— start of DATA FOR THIS EXERCISE —
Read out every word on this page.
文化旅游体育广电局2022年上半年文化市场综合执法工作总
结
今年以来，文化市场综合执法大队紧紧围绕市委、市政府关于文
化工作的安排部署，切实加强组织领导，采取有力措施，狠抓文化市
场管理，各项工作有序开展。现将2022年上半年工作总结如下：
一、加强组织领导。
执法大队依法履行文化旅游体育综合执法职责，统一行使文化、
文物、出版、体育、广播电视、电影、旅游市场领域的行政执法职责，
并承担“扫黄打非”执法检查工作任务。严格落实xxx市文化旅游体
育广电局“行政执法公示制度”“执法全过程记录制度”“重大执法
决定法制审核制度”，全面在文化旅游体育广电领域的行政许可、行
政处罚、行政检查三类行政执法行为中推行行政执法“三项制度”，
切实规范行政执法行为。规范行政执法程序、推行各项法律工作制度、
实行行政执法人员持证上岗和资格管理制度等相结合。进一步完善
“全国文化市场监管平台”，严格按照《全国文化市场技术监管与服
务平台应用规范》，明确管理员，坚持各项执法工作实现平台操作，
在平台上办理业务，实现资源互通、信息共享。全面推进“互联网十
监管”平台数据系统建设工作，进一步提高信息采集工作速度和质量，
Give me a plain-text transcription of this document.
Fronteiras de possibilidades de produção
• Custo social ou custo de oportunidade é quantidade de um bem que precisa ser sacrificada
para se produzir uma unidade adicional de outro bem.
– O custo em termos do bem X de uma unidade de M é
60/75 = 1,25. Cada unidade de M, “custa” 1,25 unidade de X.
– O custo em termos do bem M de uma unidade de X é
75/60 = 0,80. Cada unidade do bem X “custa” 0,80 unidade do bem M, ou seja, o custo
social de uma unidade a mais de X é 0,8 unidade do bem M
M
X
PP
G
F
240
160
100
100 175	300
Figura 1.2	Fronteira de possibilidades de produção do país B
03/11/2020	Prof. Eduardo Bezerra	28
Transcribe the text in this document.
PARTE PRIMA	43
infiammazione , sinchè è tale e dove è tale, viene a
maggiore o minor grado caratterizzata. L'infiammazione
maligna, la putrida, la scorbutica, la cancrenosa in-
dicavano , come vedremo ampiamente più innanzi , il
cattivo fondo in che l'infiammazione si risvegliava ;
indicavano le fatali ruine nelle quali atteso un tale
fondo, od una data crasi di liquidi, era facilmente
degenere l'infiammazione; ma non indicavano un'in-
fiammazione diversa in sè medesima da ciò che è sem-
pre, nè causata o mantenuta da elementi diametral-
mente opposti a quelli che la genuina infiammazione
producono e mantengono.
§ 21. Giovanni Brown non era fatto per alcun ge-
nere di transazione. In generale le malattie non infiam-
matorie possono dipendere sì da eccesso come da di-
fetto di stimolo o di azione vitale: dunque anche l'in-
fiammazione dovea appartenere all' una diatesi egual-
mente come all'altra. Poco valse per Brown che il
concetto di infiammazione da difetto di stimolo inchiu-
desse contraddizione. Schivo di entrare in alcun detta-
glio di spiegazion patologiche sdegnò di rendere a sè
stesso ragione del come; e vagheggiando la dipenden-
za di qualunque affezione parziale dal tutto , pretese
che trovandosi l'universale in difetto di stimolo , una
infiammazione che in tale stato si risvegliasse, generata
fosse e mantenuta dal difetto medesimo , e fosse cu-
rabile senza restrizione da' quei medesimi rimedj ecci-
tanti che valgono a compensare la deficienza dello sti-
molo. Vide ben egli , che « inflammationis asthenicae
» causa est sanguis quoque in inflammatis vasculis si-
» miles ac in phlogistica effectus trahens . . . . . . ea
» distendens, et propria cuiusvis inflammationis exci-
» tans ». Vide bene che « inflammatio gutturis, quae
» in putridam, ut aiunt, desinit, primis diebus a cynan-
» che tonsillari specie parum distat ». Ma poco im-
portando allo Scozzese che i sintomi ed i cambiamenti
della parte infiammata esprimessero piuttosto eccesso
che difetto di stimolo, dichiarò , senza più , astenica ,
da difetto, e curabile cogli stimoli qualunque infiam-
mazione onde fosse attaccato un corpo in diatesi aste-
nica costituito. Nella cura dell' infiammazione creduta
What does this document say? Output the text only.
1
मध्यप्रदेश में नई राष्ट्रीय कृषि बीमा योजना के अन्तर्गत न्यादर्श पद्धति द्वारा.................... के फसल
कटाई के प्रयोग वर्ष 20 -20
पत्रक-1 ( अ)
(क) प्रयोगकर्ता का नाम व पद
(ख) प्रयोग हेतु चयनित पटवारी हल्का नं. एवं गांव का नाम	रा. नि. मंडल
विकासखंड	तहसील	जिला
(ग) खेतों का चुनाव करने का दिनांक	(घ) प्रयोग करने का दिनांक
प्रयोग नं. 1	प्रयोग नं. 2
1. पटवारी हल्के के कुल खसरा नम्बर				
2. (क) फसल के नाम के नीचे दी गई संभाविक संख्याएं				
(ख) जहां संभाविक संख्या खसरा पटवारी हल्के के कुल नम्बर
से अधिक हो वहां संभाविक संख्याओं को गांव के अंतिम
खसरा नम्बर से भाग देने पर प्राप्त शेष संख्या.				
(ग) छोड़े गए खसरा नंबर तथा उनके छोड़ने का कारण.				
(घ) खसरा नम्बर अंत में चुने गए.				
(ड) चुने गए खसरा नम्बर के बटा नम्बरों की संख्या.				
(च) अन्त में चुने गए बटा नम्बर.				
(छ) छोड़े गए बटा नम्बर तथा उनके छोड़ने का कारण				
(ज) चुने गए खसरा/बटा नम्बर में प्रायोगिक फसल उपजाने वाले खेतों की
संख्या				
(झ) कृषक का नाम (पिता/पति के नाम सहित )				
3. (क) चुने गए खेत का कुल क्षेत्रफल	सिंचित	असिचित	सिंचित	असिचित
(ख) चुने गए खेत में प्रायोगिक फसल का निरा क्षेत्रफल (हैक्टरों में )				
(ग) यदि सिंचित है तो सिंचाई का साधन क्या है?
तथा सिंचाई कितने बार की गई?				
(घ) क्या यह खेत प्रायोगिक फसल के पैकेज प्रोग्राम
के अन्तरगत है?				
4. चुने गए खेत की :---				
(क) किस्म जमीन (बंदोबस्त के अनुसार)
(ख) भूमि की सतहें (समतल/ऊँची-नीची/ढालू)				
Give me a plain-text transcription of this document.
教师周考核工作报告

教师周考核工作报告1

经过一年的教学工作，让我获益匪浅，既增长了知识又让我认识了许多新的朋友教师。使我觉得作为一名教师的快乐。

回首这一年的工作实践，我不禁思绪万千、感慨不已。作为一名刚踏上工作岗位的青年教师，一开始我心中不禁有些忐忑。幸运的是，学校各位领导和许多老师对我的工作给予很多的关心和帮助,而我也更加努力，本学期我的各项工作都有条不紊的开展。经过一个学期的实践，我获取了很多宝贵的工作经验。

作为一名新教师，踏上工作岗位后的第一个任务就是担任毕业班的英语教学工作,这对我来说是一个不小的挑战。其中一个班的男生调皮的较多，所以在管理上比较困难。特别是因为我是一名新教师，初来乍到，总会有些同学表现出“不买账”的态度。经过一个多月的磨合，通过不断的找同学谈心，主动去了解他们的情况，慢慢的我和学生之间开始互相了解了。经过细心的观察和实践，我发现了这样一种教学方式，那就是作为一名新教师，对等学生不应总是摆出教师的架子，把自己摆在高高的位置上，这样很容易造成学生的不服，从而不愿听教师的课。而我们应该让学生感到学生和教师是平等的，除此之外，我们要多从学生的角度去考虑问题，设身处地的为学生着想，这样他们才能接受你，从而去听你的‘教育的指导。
— end of DATA FOR THIS EXERCISE —
- _WORK TO BE COMPLETED_: Transcribe the material exactly as it reads.

- _THE ANSWER_:
Read out every word on this page.
文化旅游体育广电局2022年上半年文化市场综合执法工作总
结
今年以来，文化市场综合执法大队紧紧围绕市委、市政府关于文
化工作的安排部署，切实加强组织领导，采取有力措施，狠抓文化市
场管理，各项工作有序开展。现将2022年上半年工作总结如下：
一、加强组织领导。
执法大队依法履行文化旅游体育综合执法职责，统一行使文化、
文物、出版、体育、广播电视、电影、旅游市场领域的行政执法职责，
并承担“扫黄打非”执法检查工作任务。严格落实xxx市文化旅游体
育广电局“行政执法公示制度”“执法全过程记录制度”“重大执法
决定法制审核制度”，全面在文化旅游体育广电领域的行政许可、行
政处罚、行政检查三类行政执法行为中推行行政执法“三项制度”，
切实规范行政执法行为。规范行政执法程序、推行各项法律工作制度、
实行行政执法人员持证上岗和资格管理制度等相结合。进一步完善
“全国文化市场监管平台”，严格按照《全国文化市场技术监管与服
务平台应用规范》，明确管理员，坚持各项执法工作实现平台操作，
在平台上办理业务，实现资源互通、信息共享。全面推进“互联网十
监管”平台数据系统建设工作，进一步提高信息采集工作速度和质量，
Give me a plain-text transcription of this document.
Fronteiras de possibilidades de produção
• Custo social ou custo de oportunidade é quantidade de um bem que precisa ser sacrificada
para se produzir uma unidade adicional de outro bem.
– O custo em termos do bem X de uma unidade de M é
60/75 = 1,25. Cada unidade de M, “custa” 1,25 unidade de X.
– O custo em termos do bem M de uma unidade de X é
75/60 = 0,80. Cada unidade do bem X “custa” 0,80 unidade do bem M, ou seja, o custo
social de uma unidade a mais de X é 0,8 unidade do bem M
M
X
PP
G
F
240
160
100
100 175	300
Figura 1.2	Fronteira de possibilidades de produção do país B
03/11/2020	Prof. Eduardo Bezerra	28
Transcribe the text in this document.
PARTE PRIMA	43
infiammazione , sinchè è tale e dove è tale, viene a
maggiore o minor grado caratterizzata. L'infiammazione
maligna, la putrida, la scorbutica, la cancrenosa in-
dicavano , come vedremo ampiamente più innanzi , il
cattivo fondo in che l'infiammazione si risvegliava ;
indicavano le fatali ruine nelle quali atteso un tale
fondo, od una data crasi di liquidi, era facilmente
degenere l'infiammazione; ma non indicavano un'in-
fiammazione diversa in sè medesima da ciò che è sem-
pre, nè causata o mantenuta da elementi diametral-
mente opposti a quelli che la genuina infiammazione
producono e mantengono.
§ 21. Giovanni Brown non era fatto per alcun ge-
nere di transazione. In generale le malattie non infiam-
matorie possono dipendere sì da eccesso come da di-
fetto di stimolo o di azione vitale: dunque anche l'in-
fiammazione dovea appartenere all' una diatesi egual-
mente come all'altra. Poco valse per Brown che il
concetto di infiammazione da difetto di stimolo inchiu-
desse contraddizione. Schivo di entrare in alcun detta-
glio di spiegazion patologiche sdegnò di rendere a sè
stesso ragione del come; e vagheggiando la dipenden-
za di qualunque affezione parziale dal tutto , pretese
che trovandosi l'universale in difetto di stimolo , una
infiammazione che in tale stato si risvegliasse, generata
fosse e mantenuta dal difetto medesimo , e fosse cu-
rabile senza restrizione da' quei medesimi rimedj ecci-
tanti che valgono a compensare la deficienza dello sti-
molo. Vide ben egli , che « inflammationis asthenicae
» causa est sanguis quoque in inflammatis vasculis si-
» miles ac in phlogistica effectus trahens . . . . . . ea
» distendens, et propria cuiusvis inflammationis exci-
» tans ». Vide bene che « inflammatio gutturis, quae
» in putridam, ut aiunt, desinit, primis diebus a cynan-
» che tonsillari specie parum distat ». Ma poco im-
portando allo Scozzese che i sintomi ed i cambiamenti
della parte infiammata esprimessero piuttosto eccesso
che difetto di stimolo, dichiarò , senza più , astenica ,
da difetto, e curabile cogli stimoli qualunque infiam-
mazione onde fosse attaccato un corpo in diatesi aste-
nica costituito. Nella cura dell' infiammazione creduta
What does this document say? Output the text only.
1
मध्यप्रदेश में नई राष्ट्रीय कृषि बीमा योजना के अन्तर्गत न्यादर्श पद्धति द्वारा.................... के फसल
कटाई के प्रयोग वर्ष 20 -20
पत्रक-1 ( अ)
(क) प्रयोगकर्ता का नाम व पद
(ख) प्रयोग हेतु चयनित पटवारी हल्का नं. एवं गांव का नाम	रा. नि. मंडल
विकासखंड	तहसील	जिला
(ग) खेतों का चुनाव करने का दिनांक	(घ) प्रयोग करने का दिनांक
प्रयोग नं. 1	प्रयोग नं. 2
1. पटवारी हल्के के कुल खसरा नम्बर				
2. (क) फसल के नाम के नीचे दी गई संभाविक संख्याएं				
(ख) जहां संभाविक संख्या खसरा पटवारी हल्के के कुल नम्बर
से अधिक हो वहां संभाविक संख्याओं को गांव के अंतिम
खसरा नम्बर से भाग देने पर प्राप्त शेष संख्या.				
(ग) छोड़े गए खसरा नंबर तथा उनके छोड़ने का कारण.				
(घ) खसरा नम्बर अंत में चुने गए.				
(ड) चुने गए खसरा नम्बर के बटा नम्बरों की संख्या.				
(च) अन्त में चुने गए बटा नम्बर.				
(छ) छोड़े गए बटा नम्बर तथा उनके छोड़ने का कारण				
(ज) चुने गए खसरा/बटा नम्बर में प्रायोगिक फसल उपजाने वाले खेतों की
संख्या				
(झ) कृषक का नाम (पिता/पति के नाम सहित )				
3. (क) चुने गए खेत का कुल क्षेत्रफल	सिंचित	असिचित	सिंचित	असिचित
(ख) चुने गए खेत में प्रायोगिक फसल का निरा क्षेत्रफल (हैक्टरों में )				
(ग) यदि सिंचित है तो सिंचाई का साधन क्या है?
तथा सिंचाई कितने बार की गई?				
(घ) क्या यह खेत प्रायोगिक फसल के पैकेज प्रोग्राम
के अन्तरगत है?				
4. चुने गए खेत की :---				
(क) किस्म जमीन (बंदोबस्त के अनुसार)
(ख) भूमि की सतहें (समतल/ऊँची-नीची/ढालू)				
Give me a plain-text transcription of this document.
教师周考核工作报告

教师周考核工作报告1

经过一年的教学工作，让我获益匪浅，既增长了知识又让我认识了许多新的朋友教师。使我觉得作为一名教师的快乐。

回首这一年的工作实践，我不禁思绪万千、感慨不已。作为一名刚踏上工作岗位的青年教师，一开始我心中不禁有些忐忑。幸运的是，学校各位领导和许多老师对我的工作给予很多的关心和帮助,而我也更加努力，本学期我的各项工作都有条不紊的开展。经过一个学期的实践，我获取了很多宝贵的工作经验。

作为一名新教师，踏上工作岗位后的第一个任务就是担任毕业班的英语教学工作,这对我来说是一个不小的挑战。其中一个班的男生调皮的较多，所以在管理上比较困难。特别是因为我是一名新教师，初来乍到，总会有些同学表现出“不买账”的态度。经过一个多月的磨合，通过不断的找同学谈心，主动去了解他们的情况，慢慢的我和学生之间开始互相了解了。经过细心的观察和实践，我发现了这样一种教学方式，那就是作为一名新教师，对等学生不应总是摆出教师的架子，把自己摆在高高的位置上，这样很容易造成学生的不服，从而不愿听教师的课。而我们应该让学生感到学生和教师是平等的，除此之外，我们要多从学生的角度去考虑问题，设身处地的为学生着想，这样他们才能接受你，从而去听你的‘教育的指导。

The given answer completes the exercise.